*WORK INSTRUCTIONS:* Give the number of lines containing the word "Started" and nothing more.

Start of EXCERPTED RECORDS

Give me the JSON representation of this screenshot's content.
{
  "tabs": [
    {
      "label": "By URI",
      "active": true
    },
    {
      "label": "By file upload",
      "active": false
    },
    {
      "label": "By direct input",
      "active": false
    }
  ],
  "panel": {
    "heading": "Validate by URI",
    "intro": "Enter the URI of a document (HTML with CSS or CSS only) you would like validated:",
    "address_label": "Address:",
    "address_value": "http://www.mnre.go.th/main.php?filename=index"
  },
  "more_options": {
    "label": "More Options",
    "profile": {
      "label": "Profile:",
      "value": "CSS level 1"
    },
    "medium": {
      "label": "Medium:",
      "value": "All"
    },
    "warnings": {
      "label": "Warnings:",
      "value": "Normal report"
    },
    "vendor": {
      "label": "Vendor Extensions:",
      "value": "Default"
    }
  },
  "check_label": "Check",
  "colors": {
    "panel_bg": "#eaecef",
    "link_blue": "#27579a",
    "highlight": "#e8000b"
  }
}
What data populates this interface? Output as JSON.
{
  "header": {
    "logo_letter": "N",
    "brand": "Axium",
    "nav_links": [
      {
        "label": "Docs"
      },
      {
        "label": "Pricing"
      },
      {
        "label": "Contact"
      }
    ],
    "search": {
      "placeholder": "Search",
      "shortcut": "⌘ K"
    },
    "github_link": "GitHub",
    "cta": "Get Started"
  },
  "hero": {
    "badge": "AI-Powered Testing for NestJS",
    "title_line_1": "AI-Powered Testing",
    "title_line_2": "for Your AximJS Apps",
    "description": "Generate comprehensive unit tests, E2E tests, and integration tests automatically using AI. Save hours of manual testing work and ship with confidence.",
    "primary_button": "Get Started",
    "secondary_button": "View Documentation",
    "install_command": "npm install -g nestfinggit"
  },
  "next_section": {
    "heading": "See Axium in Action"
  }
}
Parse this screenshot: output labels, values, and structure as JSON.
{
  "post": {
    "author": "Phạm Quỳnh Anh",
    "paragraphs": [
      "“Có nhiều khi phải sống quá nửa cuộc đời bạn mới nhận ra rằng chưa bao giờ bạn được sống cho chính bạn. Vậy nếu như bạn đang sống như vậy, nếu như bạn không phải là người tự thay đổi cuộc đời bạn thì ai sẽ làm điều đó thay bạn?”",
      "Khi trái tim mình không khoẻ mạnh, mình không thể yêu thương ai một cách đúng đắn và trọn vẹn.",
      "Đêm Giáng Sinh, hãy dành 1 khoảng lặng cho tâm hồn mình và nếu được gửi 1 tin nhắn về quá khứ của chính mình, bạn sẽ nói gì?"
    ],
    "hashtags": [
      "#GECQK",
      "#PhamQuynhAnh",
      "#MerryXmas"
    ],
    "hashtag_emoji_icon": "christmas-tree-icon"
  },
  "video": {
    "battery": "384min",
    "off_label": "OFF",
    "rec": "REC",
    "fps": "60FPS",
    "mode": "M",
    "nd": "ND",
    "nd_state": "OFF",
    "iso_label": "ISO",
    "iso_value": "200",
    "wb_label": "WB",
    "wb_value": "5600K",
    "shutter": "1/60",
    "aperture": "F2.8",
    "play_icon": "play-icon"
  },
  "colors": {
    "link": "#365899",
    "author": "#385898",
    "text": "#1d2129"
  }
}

End of EXCERPTED RECORDS

*EXERCISE RESULT:* 2